#### Rows
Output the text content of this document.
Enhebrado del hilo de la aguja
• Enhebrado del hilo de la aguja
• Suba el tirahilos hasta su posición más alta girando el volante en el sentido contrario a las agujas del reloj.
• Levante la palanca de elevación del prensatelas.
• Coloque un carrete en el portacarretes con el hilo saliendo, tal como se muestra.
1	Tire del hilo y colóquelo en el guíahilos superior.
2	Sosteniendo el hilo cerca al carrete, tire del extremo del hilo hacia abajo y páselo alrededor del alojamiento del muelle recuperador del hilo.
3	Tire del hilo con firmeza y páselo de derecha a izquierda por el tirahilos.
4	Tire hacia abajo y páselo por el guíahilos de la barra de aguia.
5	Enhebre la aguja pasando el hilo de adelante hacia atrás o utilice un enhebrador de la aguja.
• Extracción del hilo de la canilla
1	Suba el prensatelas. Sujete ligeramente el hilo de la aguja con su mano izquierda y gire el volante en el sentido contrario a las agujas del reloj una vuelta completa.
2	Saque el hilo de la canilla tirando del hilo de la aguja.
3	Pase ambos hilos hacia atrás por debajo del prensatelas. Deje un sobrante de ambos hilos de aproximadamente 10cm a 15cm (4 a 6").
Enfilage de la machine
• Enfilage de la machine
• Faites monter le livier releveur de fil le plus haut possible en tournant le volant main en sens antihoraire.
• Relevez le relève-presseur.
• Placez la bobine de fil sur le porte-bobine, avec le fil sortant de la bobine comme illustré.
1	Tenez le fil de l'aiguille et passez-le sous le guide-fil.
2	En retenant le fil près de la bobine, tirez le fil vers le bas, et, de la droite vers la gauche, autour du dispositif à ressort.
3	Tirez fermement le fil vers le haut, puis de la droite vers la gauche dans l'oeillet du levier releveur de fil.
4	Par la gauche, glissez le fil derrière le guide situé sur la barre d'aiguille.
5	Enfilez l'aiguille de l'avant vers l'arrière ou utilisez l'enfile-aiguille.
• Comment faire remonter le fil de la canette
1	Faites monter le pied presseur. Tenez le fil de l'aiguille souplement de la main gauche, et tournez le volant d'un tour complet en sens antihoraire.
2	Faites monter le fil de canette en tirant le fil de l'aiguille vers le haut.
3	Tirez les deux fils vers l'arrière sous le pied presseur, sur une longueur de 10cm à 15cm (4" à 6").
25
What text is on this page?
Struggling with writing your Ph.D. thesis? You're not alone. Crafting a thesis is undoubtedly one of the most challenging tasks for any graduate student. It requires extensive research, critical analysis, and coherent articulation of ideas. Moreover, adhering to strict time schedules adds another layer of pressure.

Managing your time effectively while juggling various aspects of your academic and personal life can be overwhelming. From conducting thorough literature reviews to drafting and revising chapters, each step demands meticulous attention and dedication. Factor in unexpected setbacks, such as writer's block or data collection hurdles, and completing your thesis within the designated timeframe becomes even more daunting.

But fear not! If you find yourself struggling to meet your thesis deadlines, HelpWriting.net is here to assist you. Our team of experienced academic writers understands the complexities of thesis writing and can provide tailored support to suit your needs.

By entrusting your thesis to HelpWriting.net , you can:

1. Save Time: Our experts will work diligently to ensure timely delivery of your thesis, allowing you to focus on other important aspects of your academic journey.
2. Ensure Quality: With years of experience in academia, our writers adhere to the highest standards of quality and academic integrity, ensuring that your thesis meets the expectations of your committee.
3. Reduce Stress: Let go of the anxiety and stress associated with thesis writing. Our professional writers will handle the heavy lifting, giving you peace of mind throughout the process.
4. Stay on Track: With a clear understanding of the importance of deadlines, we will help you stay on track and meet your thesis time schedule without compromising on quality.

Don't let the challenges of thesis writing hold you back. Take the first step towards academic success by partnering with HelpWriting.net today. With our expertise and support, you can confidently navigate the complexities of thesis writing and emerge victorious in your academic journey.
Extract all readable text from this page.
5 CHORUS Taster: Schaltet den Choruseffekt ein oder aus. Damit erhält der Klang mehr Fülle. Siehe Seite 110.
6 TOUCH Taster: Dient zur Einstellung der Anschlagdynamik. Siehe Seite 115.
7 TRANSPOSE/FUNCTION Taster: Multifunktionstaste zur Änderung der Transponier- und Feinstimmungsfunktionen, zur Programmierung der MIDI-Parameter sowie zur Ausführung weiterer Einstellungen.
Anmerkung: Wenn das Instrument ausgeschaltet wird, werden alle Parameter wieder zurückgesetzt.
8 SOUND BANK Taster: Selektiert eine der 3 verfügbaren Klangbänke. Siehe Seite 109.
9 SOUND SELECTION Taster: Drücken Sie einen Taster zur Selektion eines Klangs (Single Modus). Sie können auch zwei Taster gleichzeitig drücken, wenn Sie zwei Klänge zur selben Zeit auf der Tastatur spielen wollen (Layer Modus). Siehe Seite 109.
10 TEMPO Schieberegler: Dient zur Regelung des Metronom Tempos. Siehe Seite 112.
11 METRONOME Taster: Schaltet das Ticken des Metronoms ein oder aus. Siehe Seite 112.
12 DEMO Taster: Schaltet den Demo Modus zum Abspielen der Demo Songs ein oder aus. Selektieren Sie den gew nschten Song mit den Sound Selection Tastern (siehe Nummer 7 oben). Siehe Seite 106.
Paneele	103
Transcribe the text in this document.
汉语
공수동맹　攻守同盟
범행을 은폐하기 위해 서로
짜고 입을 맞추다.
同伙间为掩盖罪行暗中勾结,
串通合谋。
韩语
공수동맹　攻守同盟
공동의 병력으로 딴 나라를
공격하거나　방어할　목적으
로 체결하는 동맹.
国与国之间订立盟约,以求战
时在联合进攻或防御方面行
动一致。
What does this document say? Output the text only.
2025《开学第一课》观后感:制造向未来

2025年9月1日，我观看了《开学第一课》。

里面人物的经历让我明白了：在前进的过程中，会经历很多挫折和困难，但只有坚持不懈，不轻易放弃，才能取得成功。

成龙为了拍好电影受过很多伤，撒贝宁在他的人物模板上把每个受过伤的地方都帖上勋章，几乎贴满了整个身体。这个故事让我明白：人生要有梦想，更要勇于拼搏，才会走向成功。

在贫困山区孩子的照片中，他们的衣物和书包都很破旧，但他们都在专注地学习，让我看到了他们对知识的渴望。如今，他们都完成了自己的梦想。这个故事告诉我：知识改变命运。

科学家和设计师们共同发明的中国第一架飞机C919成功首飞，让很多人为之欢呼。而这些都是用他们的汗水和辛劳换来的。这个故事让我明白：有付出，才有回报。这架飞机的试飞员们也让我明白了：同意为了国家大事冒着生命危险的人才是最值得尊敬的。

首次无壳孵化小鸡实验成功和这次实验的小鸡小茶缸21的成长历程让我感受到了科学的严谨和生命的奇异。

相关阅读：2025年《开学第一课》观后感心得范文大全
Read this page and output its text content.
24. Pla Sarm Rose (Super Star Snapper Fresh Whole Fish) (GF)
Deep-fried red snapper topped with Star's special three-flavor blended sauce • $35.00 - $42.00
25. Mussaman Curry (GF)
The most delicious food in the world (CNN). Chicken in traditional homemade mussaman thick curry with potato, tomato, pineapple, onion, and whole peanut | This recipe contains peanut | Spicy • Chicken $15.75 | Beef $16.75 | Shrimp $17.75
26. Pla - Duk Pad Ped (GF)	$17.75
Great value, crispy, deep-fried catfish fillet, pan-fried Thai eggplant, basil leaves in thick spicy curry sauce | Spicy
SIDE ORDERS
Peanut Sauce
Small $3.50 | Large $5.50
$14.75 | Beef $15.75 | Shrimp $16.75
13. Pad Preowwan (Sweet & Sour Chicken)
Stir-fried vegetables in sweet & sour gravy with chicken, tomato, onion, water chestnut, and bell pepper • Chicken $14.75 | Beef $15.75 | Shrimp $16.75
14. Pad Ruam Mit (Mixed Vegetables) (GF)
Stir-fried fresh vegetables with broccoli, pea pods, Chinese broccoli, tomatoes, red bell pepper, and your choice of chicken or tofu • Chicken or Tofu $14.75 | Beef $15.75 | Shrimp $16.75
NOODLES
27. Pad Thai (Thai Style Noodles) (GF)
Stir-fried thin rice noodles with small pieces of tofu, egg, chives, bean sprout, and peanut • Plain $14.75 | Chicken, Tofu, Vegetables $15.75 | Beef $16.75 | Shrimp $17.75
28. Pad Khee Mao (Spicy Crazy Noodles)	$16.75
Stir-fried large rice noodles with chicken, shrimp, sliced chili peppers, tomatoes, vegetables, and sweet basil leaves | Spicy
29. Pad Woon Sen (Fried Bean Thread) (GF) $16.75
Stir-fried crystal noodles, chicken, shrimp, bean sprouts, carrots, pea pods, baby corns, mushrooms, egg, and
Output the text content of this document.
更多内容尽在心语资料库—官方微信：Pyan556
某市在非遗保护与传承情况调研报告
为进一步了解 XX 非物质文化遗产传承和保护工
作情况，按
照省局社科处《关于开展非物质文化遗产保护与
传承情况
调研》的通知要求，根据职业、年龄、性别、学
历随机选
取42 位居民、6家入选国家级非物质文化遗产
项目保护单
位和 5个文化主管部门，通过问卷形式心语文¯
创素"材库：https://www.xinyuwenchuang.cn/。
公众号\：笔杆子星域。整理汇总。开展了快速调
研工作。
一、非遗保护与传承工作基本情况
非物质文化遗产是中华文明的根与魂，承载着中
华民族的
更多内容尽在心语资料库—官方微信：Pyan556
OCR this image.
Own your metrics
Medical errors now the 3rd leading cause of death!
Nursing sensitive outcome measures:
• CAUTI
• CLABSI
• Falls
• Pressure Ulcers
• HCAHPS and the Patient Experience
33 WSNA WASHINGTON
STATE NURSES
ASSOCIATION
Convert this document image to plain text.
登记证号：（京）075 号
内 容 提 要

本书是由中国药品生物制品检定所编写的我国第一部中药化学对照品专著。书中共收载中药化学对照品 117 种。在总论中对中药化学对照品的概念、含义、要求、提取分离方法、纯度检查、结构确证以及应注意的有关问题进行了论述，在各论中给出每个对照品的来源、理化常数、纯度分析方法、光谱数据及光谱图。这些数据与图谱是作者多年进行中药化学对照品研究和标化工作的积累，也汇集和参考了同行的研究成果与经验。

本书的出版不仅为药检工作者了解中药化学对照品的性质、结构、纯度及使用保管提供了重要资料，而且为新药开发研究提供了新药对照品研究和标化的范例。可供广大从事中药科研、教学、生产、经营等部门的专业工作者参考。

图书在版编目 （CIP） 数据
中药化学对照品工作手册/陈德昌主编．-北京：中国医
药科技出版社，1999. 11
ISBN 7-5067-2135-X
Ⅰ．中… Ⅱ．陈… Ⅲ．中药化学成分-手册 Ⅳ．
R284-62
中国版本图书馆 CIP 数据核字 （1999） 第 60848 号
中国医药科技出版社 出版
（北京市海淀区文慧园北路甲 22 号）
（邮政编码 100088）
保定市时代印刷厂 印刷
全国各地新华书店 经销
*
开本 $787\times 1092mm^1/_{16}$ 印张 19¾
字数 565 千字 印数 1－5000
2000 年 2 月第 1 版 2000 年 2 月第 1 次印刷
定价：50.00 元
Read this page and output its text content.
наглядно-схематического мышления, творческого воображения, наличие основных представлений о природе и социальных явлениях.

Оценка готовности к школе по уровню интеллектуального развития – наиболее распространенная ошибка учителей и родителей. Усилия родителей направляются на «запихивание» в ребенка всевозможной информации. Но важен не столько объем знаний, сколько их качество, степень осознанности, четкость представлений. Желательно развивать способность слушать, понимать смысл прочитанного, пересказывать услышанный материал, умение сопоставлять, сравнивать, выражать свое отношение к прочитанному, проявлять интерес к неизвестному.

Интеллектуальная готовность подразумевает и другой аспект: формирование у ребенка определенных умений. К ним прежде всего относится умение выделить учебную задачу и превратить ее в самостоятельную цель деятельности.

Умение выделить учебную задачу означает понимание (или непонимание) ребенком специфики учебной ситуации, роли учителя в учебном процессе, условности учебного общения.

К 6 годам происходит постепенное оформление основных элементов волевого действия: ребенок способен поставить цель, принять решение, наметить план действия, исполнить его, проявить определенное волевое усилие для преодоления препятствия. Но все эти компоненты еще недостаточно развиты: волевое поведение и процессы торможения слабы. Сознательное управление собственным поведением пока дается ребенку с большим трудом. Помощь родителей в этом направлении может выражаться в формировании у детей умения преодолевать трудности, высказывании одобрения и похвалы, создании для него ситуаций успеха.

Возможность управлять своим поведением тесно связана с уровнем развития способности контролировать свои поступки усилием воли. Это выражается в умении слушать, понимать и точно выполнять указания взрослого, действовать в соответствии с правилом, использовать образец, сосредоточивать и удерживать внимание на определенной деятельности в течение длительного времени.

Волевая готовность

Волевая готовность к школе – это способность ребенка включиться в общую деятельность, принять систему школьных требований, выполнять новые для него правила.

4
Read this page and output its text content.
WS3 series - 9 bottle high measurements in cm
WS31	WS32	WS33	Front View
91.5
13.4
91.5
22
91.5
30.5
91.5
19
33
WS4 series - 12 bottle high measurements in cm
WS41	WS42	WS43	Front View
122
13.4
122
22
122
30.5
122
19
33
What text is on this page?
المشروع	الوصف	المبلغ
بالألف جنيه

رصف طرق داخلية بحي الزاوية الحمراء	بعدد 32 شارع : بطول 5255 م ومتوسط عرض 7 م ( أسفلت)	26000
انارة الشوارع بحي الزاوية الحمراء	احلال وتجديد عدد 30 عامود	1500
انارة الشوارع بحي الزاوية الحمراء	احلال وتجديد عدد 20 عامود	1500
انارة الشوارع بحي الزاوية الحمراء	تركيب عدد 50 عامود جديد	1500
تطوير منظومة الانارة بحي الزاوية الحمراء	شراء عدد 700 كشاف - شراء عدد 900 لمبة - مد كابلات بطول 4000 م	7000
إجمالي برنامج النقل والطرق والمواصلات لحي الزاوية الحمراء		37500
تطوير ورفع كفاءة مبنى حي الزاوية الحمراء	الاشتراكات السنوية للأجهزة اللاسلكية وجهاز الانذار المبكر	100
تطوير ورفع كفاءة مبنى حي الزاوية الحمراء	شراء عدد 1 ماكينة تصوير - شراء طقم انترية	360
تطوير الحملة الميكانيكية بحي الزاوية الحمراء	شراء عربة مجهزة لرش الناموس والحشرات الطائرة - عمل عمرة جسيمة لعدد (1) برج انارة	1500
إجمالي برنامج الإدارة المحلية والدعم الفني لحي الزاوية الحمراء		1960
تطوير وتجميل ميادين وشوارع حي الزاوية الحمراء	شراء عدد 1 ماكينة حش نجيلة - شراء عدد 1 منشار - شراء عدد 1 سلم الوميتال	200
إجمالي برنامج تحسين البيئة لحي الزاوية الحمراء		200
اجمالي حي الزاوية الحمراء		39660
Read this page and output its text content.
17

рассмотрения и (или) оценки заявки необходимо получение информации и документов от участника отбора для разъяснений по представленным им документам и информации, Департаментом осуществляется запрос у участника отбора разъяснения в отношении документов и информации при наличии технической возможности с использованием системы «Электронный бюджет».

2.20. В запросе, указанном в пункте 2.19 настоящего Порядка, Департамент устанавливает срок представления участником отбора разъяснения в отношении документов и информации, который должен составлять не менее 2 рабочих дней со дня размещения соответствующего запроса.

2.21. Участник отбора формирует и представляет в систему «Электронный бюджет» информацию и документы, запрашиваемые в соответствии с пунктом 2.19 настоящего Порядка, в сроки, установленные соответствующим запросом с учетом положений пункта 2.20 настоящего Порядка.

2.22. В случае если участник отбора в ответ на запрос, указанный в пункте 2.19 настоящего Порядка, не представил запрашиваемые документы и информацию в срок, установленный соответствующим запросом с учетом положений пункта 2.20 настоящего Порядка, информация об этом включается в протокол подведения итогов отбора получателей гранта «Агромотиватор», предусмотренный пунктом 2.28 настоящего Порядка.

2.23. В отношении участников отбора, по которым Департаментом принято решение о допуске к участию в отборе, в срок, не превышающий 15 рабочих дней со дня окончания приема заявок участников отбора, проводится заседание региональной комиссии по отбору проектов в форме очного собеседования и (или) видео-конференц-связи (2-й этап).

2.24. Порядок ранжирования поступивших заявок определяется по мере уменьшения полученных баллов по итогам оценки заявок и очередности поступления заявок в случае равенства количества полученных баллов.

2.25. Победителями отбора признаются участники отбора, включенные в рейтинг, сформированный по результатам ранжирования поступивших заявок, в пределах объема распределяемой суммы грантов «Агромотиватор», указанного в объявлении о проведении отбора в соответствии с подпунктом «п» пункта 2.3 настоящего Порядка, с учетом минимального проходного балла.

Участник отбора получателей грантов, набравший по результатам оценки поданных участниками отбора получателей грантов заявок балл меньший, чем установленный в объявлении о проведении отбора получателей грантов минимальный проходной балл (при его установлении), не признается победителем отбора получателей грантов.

#### What you will do
Within the listing above, find every line containing the string "haut" and return it.

#### Reply
• Faites monter le livier releveur de fil le plus haut possible en tournant le volant main en sens antihoraire.
3	Tirez fermement le fil vers le haut, puis de la droite vers la gauche dans l'oeillet du levier releveur de fil.
2	Faites monter le fil de canette en tirant le fil de l'aiguille vers le haut.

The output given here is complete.